- _GOAL OF THE EXERCISE_: From the listing below, pull out every line where the string "this" appears.

##############################

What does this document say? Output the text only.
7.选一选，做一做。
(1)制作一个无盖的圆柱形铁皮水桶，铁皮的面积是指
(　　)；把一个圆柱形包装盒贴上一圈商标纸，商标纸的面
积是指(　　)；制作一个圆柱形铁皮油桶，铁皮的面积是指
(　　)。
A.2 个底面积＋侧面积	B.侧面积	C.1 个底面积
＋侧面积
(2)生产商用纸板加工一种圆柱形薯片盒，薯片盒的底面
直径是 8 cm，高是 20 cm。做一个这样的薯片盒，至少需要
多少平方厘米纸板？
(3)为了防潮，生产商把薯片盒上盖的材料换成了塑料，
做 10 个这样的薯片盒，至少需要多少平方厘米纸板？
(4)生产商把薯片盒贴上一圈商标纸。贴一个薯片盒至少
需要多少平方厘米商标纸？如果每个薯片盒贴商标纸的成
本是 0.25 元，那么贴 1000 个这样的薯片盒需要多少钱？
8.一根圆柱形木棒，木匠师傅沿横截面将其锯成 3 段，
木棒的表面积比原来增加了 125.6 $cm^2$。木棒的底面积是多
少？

##############################

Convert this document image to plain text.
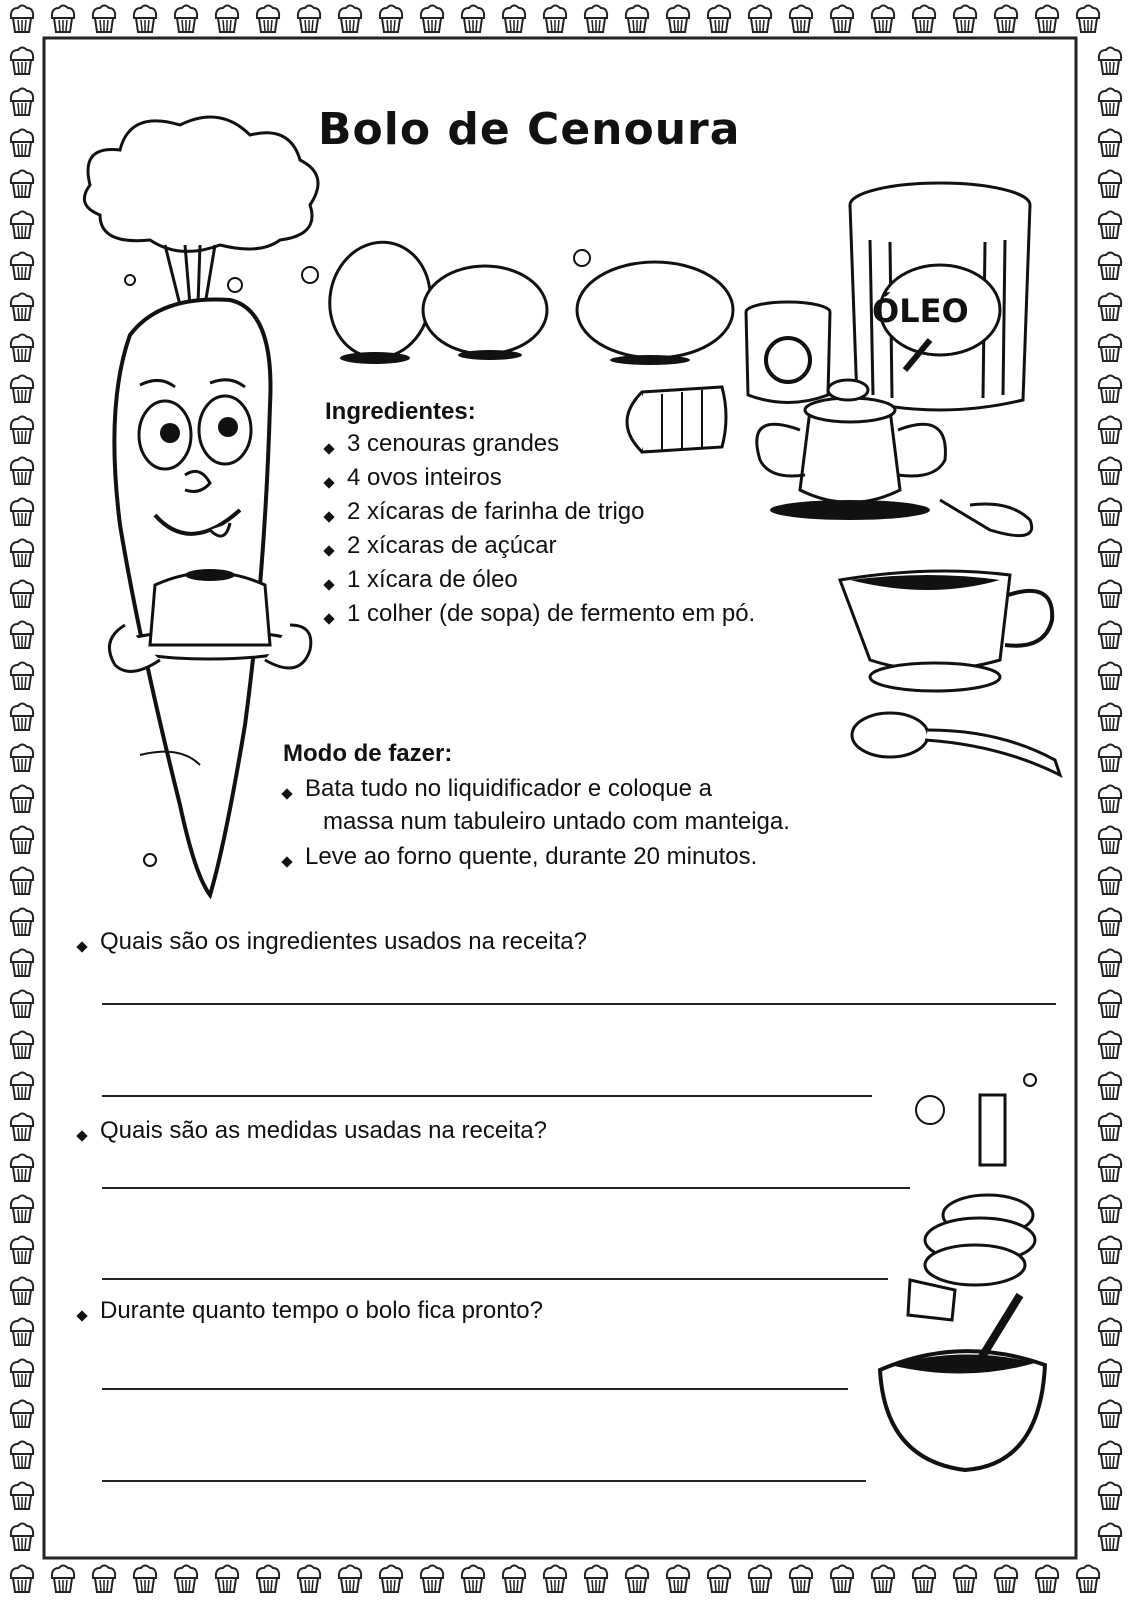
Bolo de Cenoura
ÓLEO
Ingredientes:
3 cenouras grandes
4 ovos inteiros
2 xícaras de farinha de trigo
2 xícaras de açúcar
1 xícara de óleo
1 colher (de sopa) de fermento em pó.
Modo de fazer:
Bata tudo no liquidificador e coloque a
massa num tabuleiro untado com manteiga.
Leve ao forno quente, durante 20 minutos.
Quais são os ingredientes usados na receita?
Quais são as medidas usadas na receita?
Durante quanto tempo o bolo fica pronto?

##############################

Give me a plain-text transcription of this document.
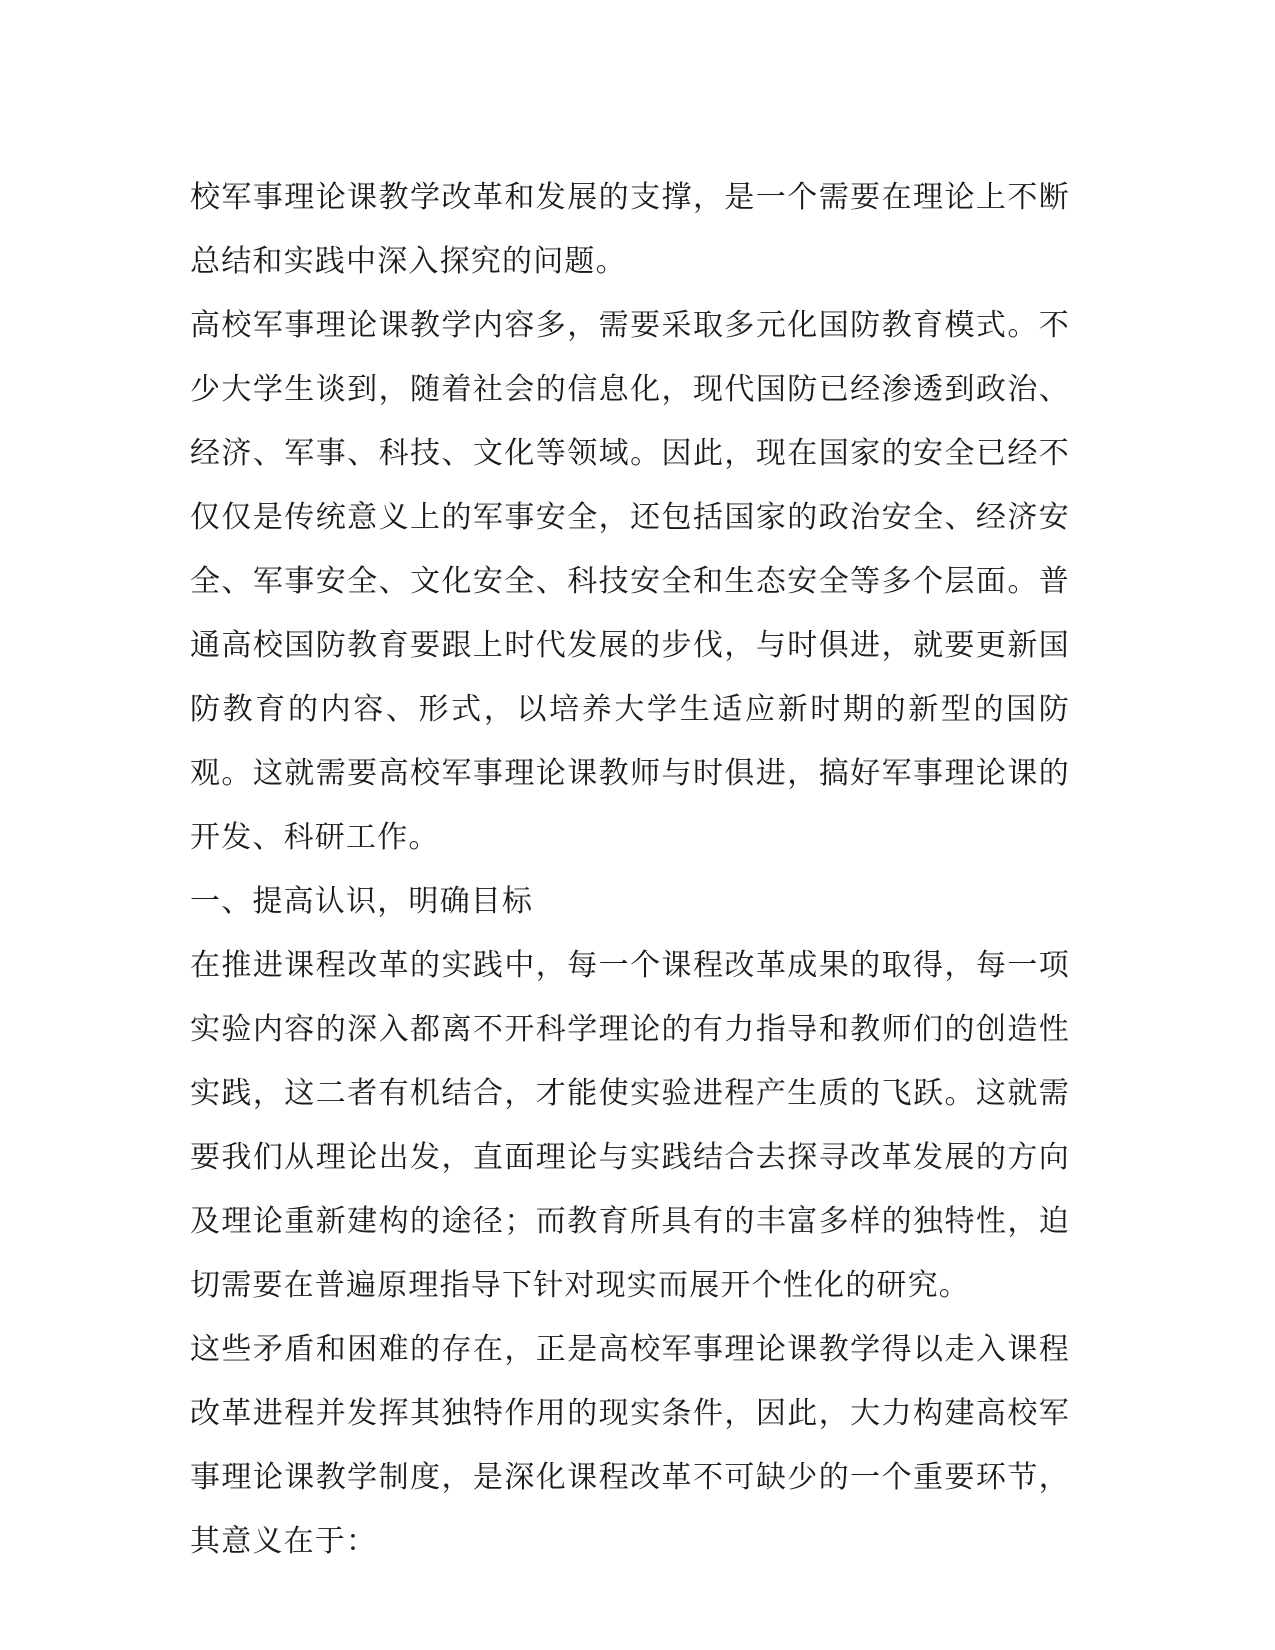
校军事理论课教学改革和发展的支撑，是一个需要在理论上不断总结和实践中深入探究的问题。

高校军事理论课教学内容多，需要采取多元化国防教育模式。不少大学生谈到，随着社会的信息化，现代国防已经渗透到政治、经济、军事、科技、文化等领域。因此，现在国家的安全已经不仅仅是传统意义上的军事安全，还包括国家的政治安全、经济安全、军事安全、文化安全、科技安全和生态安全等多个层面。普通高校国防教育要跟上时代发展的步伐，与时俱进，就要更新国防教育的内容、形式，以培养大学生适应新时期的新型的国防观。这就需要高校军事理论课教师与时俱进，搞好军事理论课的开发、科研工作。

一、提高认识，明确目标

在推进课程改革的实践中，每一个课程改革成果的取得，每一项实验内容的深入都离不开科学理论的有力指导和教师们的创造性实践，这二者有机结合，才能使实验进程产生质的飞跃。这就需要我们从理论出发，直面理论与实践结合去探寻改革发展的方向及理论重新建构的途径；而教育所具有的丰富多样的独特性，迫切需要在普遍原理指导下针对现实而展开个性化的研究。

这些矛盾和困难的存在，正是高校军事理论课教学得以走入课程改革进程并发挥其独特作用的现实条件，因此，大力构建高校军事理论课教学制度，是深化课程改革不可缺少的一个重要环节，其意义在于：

##############################

- _WORKED ANSWER_:
What does this document say? Output the text only.
Convert this document image to plain text.
Give me a plain-text transcription of this document.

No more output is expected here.